▶ **Goal of the exercise**
Find every line below that contains the word "text" and copy it out.

▶ **Extracted data**
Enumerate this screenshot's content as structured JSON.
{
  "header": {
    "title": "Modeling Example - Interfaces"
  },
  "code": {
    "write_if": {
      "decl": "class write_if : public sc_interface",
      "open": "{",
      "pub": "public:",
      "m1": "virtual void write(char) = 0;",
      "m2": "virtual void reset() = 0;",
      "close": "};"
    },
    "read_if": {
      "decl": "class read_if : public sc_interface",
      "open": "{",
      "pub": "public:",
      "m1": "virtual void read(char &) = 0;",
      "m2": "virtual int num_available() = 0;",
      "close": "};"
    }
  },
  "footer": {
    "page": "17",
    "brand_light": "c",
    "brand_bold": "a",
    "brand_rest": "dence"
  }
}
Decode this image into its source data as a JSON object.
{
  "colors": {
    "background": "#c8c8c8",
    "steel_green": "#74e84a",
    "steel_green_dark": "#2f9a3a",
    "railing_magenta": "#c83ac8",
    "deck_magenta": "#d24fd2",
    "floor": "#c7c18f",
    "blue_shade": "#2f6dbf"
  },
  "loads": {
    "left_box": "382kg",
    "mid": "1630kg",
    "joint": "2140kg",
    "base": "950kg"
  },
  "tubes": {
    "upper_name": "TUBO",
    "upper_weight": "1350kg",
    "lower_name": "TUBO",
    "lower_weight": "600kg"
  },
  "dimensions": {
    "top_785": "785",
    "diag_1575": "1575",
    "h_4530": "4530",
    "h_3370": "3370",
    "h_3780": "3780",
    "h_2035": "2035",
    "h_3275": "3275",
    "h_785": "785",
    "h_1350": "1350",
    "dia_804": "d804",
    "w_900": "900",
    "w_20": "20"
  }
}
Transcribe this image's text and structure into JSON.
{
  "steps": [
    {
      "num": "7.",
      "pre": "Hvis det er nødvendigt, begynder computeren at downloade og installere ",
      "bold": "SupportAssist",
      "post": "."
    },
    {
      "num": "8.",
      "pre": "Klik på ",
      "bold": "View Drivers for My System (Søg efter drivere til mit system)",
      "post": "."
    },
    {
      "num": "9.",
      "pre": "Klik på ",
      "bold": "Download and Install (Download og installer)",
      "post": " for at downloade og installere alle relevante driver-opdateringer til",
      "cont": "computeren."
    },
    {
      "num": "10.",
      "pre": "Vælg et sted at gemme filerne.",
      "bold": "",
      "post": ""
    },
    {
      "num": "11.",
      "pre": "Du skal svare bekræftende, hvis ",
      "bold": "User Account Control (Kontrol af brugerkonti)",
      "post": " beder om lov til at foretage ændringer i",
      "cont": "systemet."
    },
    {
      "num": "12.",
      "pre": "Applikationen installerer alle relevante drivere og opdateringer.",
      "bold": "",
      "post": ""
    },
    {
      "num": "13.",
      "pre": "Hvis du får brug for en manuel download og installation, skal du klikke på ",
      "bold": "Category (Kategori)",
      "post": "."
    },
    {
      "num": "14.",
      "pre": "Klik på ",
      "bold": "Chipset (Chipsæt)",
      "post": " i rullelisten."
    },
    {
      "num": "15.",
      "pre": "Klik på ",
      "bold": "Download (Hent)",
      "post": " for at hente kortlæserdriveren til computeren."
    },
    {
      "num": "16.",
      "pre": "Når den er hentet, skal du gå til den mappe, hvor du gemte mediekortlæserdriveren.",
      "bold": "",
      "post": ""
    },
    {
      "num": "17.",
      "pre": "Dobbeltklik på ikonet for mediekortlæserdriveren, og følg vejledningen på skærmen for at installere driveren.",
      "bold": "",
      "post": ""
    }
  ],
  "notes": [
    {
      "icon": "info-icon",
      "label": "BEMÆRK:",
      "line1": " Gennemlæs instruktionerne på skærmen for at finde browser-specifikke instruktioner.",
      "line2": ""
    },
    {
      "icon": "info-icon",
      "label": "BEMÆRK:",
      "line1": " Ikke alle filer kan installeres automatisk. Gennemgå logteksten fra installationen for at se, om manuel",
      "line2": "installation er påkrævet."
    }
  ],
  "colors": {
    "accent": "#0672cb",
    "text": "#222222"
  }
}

▶ **Output below**
Transcribe this image's text and structure into JSON.
    "text": "#222222"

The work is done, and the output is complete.